**Input**
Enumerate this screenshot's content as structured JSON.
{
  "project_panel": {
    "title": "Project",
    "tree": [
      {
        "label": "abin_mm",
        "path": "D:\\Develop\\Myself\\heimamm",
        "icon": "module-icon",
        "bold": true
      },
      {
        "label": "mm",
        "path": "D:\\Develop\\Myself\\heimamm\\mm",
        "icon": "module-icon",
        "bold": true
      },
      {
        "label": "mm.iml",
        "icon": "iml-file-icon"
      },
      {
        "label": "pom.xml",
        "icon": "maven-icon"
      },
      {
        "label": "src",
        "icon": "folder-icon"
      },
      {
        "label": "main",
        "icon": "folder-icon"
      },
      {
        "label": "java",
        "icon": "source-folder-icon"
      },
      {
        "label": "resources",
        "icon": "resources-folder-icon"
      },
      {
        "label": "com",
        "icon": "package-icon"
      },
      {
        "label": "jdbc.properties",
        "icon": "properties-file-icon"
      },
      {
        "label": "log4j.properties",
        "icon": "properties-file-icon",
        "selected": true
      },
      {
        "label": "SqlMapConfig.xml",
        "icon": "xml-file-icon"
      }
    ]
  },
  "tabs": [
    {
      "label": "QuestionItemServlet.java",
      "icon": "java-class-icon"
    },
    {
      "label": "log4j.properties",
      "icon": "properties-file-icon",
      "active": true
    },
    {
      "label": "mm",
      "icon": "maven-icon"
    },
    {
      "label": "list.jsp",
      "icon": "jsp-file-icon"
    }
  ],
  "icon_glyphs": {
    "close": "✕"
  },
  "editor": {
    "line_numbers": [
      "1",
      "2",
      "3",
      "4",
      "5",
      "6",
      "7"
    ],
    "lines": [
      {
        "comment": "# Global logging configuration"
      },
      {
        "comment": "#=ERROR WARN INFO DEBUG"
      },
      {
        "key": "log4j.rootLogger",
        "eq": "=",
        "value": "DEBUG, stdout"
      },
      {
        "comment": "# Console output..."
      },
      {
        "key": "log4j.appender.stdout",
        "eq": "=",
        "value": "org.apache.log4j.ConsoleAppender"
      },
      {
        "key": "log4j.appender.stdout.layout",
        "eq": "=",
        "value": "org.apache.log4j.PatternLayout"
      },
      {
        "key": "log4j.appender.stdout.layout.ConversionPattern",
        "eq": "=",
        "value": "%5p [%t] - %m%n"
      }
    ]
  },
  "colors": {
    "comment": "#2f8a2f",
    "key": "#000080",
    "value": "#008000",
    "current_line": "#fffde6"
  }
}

**Problem**
Write out the entries above word for word.

**Answer to the exercise**
Enumerate this screenshot's content as structured JSON.
{
  "project_panel": {
    "title": "Project",
    "tree": [
      {
        "label": "abin_mm",
        "path": "D:\\Develop\\Myself\\heimamm",
        "icon": "module-icon",
        "bold": true
      },
      {
        "label": "mm",
        "path": "D:\\Develop\\Myself\\heimamm\\mm",
        "icon": "module-icon",
        "bold": true
      },
      {
        "label": "mm.iml",
        "icon": "iml-file-icon"
      },
      {
        "label": "pom.xml",
        "icon": "maven-icon"
      },
      {
        "label": "src",
        "icon": "folder-icon"
      },
      {
        "label": "main",
        "icon": "folder-icon"
      },
      {
        "label": "java",
        "icon": "source-folder-icon"
      },
      {
        "label": "resources",
        "icon": "resources-folder-icon"
      },
      {
        "label": "com",
        "icon": "package-icon"
      },
      {
        "label": "jdbc.properties",
        "icon": "properties-file-icon"
      },
      {
        "label": "log4j.properties",
        "icon": "properties-file-icon",
        "selected": true
      },
      {
        "label": "SqlMapConfig.xml",
        "icon": "xml-file-icon"
      }
    ]
  },
  "tabs": [
    {
      "label": "QuestionItemServlet.java",
      "icon": "java-class-icon"
    },
    {
      "label": "log4j.properties",
      "icon": "properties-file-icon",
      "active": true
    },
    {
      "label": "mm",
      "icon": "maven-icon"
    },
    {
      "label": "list.jsp",
      "icon": "jsp-file-icon"
    }
  ],
  "icon_glyphs": {
    "close": "✕"
  },
  "editor": {
    "line_numbers": [
      "1",
      "2",
      "3",
      "4",
      "5",
      "6",
      "7"
    ],
    "lines": [
      {
        "comment": "# Global logging configuration"
      },
      {
        "comment": "#=ERROR WARN INFO DEBUG"
      },
      {
        "key": "log4j.rootLogger",
        "eq": "=",
        "value": "DEBUG, stdout"
      },
      {
        "comment": "# Console output..."
      },
      {
        "key": "log4j.appender.stdout",
        "eq": "=",
        "value": "org.apache.log4j.ConsoleAppender"
      },
      {
        "key": "log4j.appender.stdout.layout",
        "eq": "=",
        "value": "org.apache.log4j.PatternLayout"
      },
      {
        "key": "log4j.appender.stdout.layout.ConversionPattern",
        "eq": "=",
        "value": "%5p [%t] - %m%n"
      }
    ]
  },
  "colors": {
    "comment": "#2f8a2f",
    "key": "#000080",
    "value": "#008000",
    "current_line": "#fffde6"
  }
}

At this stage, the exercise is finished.